> **What you are asked to do**
Reproduce each line exactly, including spacing and punctuation.

> **Records for the exercise**
= = = =
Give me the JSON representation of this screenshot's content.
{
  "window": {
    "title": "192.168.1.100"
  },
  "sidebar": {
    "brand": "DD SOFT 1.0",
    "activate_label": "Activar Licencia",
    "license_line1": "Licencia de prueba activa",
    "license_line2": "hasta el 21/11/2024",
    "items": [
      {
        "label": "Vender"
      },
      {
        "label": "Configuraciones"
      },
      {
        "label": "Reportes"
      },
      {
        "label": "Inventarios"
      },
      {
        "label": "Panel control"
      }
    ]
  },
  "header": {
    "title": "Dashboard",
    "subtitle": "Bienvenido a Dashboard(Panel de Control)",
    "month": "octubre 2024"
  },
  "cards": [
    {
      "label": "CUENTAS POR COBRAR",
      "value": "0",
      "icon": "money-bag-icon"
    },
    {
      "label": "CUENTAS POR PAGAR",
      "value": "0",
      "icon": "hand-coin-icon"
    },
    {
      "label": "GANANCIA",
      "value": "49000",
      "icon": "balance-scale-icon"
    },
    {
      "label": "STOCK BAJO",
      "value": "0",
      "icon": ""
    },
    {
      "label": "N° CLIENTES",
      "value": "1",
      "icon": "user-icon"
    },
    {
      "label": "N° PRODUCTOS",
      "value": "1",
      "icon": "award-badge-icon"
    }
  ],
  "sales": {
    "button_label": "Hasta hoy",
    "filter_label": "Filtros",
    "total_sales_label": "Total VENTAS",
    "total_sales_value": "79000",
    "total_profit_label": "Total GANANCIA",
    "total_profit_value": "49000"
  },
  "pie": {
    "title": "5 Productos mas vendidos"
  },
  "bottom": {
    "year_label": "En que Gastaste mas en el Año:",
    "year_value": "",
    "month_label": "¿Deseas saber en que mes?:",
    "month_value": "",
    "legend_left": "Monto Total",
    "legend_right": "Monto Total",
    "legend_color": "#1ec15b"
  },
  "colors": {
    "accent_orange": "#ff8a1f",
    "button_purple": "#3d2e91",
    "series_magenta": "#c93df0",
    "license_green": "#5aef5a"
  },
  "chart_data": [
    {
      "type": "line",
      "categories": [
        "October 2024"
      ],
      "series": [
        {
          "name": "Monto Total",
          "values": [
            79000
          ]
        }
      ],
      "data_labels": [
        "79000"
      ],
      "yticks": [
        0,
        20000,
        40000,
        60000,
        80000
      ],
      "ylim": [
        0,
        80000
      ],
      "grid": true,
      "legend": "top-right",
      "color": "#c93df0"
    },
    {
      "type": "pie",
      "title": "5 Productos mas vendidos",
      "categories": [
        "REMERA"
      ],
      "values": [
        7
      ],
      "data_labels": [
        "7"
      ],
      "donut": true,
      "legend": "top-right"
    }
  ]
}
= = = =
> **The output**
Give me the JSON representation of this screenshot's content.
{
  "window": {
    "title": "192.168.1.100"
  },
  "sidebar": {
    "brand": "DD SOFT 1.0",
    "activate_label": "Activar Licencia",
    "license_line1": "Licencia de prueba activa",
    "license_line2": "hasta el 21/11/2024",
    "items": [
      {
        "label": "Vender"
      },
      {
        "label": "Configuraciones"
      },
      {
        "label": "Reportes"
      },
      {
        "label": "Inventarios"
      },
      {
        "label": "Panel control"
      }
    ]
  },
  "header": {
    "title": "Dashboard",
    "subtitle": "Bienvenido a Dashboard(Panel de Control)",
    "month": "octubre 2024"
  },
  "cards": [
    {
      "label": "CUENTAS POR COBRAR",
      "value": "0",
      "icon": "money-bag-icon"
    },
    {
      "label": "CUENTAS POR PAGAR",
      "value": "0",
      "icon": "hand-coin-icon"
    },
    {
      "label": "GANANCIA",
      "value": "49000",
      "icon": "balance-scale-icon"
    },
    {
      "label": "STOCK BAJO",
      "value": "0",
      "icon": ""
    },
    {
      "label": "N° CLIENTES",
      "value": "1",
      "icon": "user-icon"
    },
    {
      "label": "N° PRODUCTOS",
      "value": "1",
      "icon": "award-badge-icon"
    }
  ],
  "sales": {
    "button_label": "Hasta hoy",
    "filter_label": "Filtros",
    "total_sales_label": "Total VENTAS",
    "total_sales_value": "79000",
    "total_profit_label": "Total GANANCIA",
    "total_profit_value": "49000"
  },
  "pie": {
    "title": "5 Productos mas vendidos"
  },
  "bottom": {
    "year_label": "En que Gastaste mas en el Año:",
    "year_value": "",
    "month_label": "¿Deseas saber en que mes?:",
    "month_value": "",
    "legend_left": "Monto Total",
    "legend_right": "Monto Total",
    "legend_color": "#1ec15b"
  },
  "colors": {
    "accent_orange": "#ff8a1f",
    "button_purple": "#3d2e91",
    "series_magenta": "#c93df0",
    "license_green": "#5aef5a"
  },
  "chart_data": [
    {
      "type": "line",
      "categories": [
        "October 2024"
      ],
      "series": [
        {
          "name": "Monto Total",
          "values": [
            79000
          ]
        }
      ],
      "data_labels": [
        "79000"
      ],
      "yticks": [
        0,
        20000,
        40000,
        60000,
        80000
      ],
      "ylim": [
        0,
        80000
      ],
      "grid": true,
      "legend": "top-right",
      "color": "#c93df0"
    },
    {
      "type": "pie",
      "title": "5 Productos mas vendidos",
      "categories": [
        "REMERA"
      ],
      "values": [
        7
      ],
      "data_labels": [
        "7"
      ],
      "donut": true,
      "legend": "top-right"
    }
  ]
}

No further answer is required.